Records from a data source
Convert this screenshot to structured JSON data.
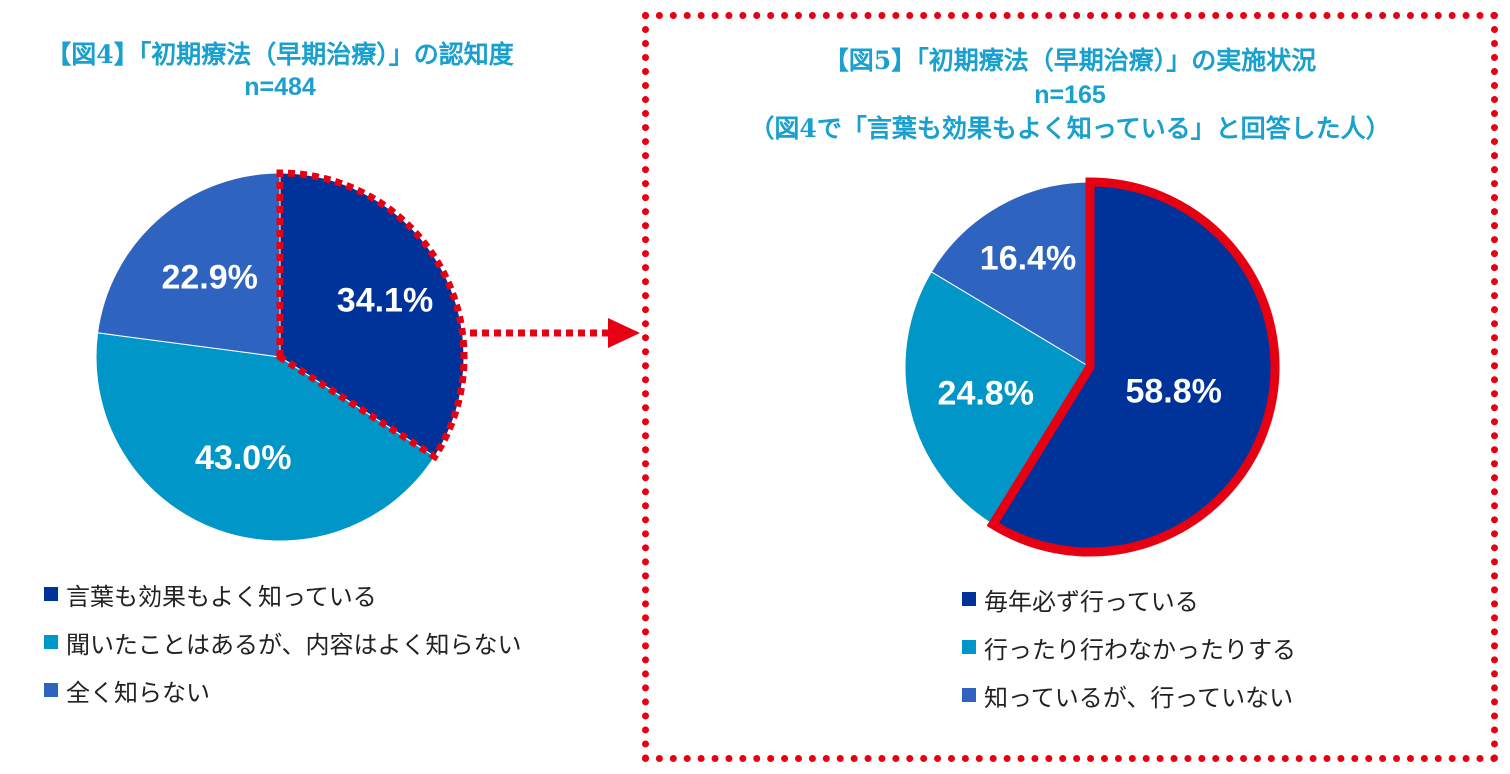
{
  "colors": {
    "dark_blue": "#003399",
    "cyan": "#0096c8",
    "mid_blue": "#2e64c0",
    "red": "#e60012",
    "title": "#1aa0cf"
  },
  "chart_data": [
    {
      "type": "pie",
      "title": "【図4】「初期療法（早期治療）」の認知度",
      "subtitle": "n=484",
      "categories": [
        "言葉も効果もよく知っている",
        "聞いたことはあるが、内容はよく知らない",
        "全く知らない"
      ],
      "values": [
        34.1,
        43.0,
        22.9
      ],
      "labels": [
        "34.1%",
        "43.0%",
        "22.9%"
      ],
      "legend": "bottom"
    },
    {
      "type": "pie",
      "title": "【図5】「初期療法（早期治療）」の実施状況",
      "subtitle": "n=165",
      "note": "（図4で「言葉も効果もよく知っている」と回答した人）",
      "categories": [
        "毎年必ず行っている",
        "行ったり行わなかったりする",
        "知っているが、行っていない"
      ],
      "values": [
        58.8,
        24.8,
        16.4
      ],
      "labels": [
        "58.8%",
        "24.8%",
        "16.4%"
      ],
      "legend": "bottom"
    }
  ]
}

EXERCISE INSTRUCTIONS –
Exclude the pictures and transcribe all of the entries exactly.

SOLUTION FOR THIS PROBLEM –
Convert this screenshot to structured JSON data.
{
  "colors": {
    "dark_blue": "#003399",
    "cyan": "#0096c8",
    "mid_blue": "#2e64c0",
    "red": "#e60012",
    "title": "#1aa0cf"
  },
  "chart_data": [
    {
      "type": "pie",
      "title": "【図4】「初期療法（早期治療）」の認知度",
      "subtitle": "n=484",
      "categories": [
        "言葉も効果もよく知っている",
        "聞いたことはあるが、内容はよく知らない",
        "全く知らない"
      ],
      "values": [
        34.1,
        43.0,
        22.9
      ],
      "labels": [
        "34.1%",
        "43.0%",
        "22.9%"
      ],
      "legend": "bottom"
    },
    {
      "type": "pie",
      "title": "【図5】「初期療法（早期治療）」の実施状況",
      "subtitle": "n=165",
      "note": "（図4で「言葉も効果もよく知っている」と回答した人）",
      "categories": [
        "毎年必ず行っている",
        "行ったり行わなかったりする",
        "知っているが、行っていない"
      ],
      "values": [
        58.8,
        24.8,
        16.4
      ],
      "labels": [
        "58.8%",
        "24.8%",
        "16.4%"
      ],
      "legend": "bottom"
    }
  ]
}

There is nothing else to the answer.